Record extracts →
-*-*-
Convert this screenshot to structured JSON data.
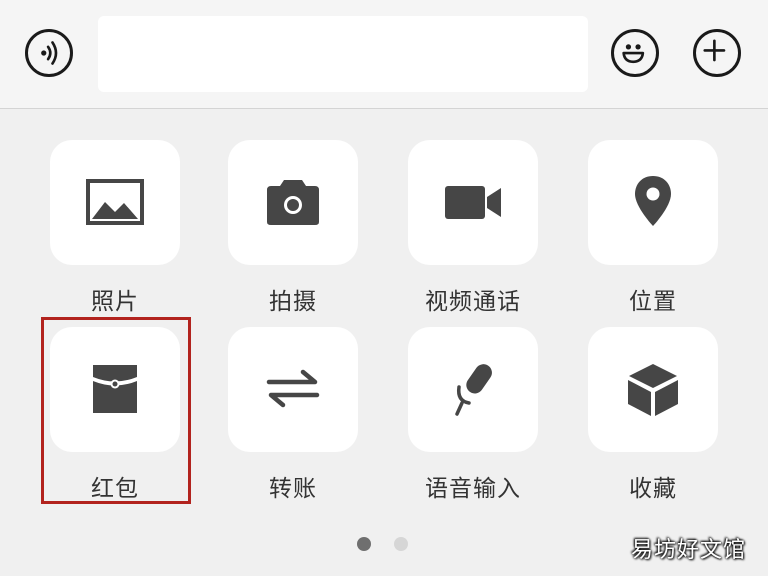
{
  "input_bar": {
    "voice_icon": "voice-wave-icon",
    "message_value": "",
    "emoji_icon": "smiley-face-icon",
    "more_icon": "plus-circle-icon"
  },
  "panel": {
    "items": [
      {
        "label": "照片",
        "icon": "image-icon"
      },
      {
        "label": "拍摄",
        "icon": "camera-icon"
      },
      {
        "label": "视频通话",
        "icon": "video-camera-icon"
      },
      {
        "label": "位置",
        "icon": "location-pin-icon"
      },
      {
        "label": "红包",
        "icon": "red-packet-icon"
      },
      {
        "label": "转账",
        "icon": "transfer-arrows-icon"
      },
      {
        "label": "语音输入",
        "icon": "microphone-icon"
      },
      {
        "label": "收藏",
        "icon": "cube-icon"
      }
    ],
    "highlighted_item": "红包",
    "page_indicator": {
      "current": 1,
      "total": 2
    }
  },
  "watermark": "易坊好文馆",
  "colors": {
    "highlight_border": "#b2231e",
    "icon_fill": "#464646",
    "label_text": "#333333"
  }
}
-*-*-
Problem to work on → Print the whole listing above once more, word for word, without its pictures.

Finished answer →
Convert this screenshot to structured JSON data.
{
  "input_bar": {
    "voice_icon": "voice-wave-icon",
    "message_value": "",
    "emoji_icon": "smiley-face-icon",
    "more_icon": "plus-circle-icon"
  },
  "panel": {
    "items": [
      {
        "label": "照片",
        "icon": "image-icon"
      },
      {
        "label": "拍摄",
        "icon": "camera-icon"
      },
      {
        "label": "视频通话",
        "icon": "video-camera-icon"
      },
      {
        "label": "位置",
        "icon": "location-pin-icon"
      },
      {
        "label": "红包",
        "icon": "red-packet-icon"
      },
      {
        "label": "转账",
        "icon": "transfer-arrows-icon"
      },
      {
        "label": "语音输入",
        "icon": "microphone-icon"
      },
      {
        "label": "收藏",
        "icon": "cube-icon"
      }
    ],
    "highlighted_item": "红包",
    "page_indicator": {
      "current": 1,
      "total": 2
    }
  },
  "watermark": "易坊好文馆",
  "colors": {
    "highlight_border": "#b2231e",
    "icon_fill": "#464646",
    "label_text": "#333333"
  }
}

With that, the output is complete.